#### [Exercise prompt]
Give only the number of lines in the listing below where the string "možda" occurs.

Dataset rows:
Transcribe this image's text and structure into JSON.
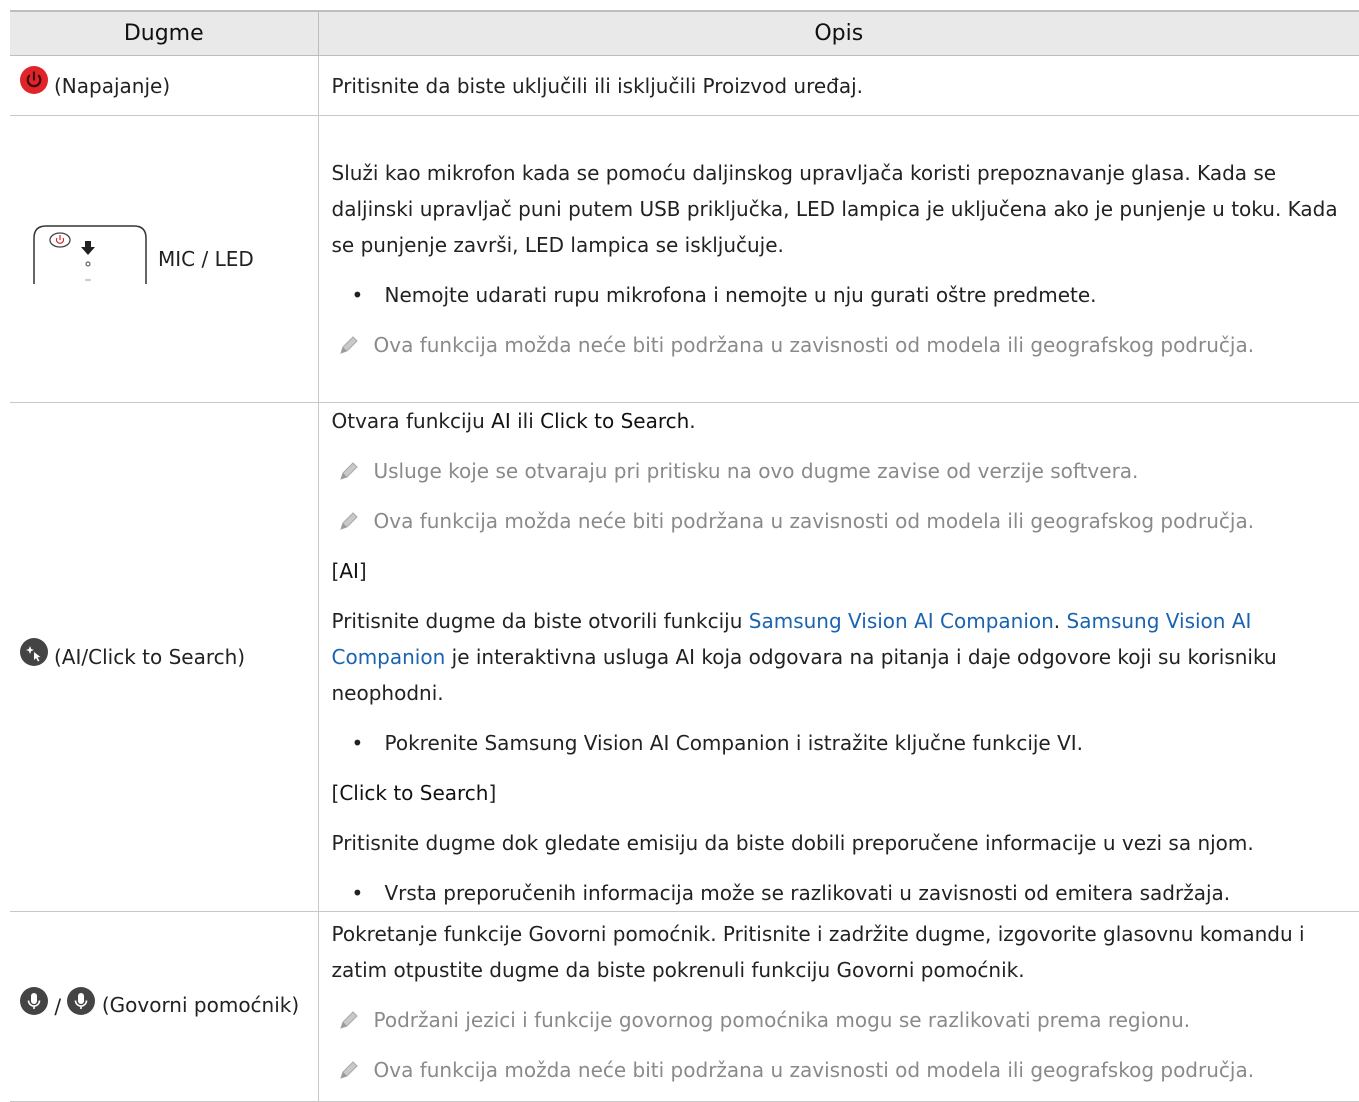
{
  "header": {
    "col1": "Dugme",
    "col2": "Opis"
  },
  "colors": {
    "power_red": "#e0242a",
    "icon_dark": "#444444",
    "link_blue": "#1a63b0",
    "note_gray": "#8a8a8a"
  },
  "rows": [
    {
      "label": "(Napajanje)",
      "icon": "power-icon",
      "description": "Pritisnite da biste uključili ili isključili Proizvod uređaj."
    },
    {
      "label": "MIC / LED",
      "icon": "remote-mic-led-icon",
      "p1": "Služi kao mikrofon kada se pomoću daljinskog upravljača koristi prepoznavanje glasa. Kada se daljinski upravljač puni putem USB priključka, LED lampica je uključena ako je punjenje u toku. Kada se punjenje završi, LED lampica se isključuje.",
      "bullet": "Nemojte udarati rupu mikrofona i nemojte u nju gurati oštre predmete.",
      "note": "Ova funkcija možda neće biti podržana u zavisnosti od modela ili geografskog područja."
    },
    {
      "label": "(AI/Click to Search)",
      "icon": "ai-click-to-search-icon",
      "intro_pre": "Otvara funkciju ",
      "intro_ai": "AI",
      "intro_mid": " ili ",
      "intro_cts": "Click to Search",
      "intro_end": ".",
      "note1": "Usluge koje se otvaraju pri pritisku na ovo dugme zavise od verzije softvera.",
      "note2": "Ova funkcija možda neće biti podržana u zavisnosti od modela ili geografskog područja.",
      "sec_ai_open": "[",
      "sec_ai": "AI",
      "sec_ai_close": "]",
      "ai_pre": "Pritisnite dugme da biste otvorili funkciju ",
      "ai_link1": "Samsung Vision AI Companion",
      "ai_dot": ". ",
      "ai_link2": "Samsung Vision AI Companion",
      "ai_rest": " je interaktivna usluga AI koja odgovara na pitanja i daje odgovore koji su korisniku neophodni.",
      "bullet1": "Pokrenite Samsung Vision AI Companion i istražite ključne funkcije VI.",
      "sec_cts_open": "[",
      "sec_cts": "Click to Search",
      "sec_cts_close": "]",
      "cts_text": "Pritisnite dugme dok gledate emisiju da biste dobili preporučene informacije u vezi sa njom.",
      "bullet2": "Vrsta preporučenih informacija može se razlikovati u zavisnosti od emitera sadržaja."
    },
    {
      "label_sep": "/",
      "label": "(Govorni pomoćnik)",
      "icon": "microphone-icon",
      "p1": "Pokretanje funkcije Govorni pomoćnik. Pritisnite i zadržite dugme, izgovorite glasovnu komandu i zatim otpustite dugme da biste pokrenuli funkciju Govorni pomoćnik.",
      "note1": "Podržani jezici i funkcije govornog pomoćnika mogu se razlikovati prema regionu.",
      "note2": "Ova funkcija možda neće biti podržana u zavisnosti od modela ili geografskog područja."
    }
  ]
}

#### [Full response]
3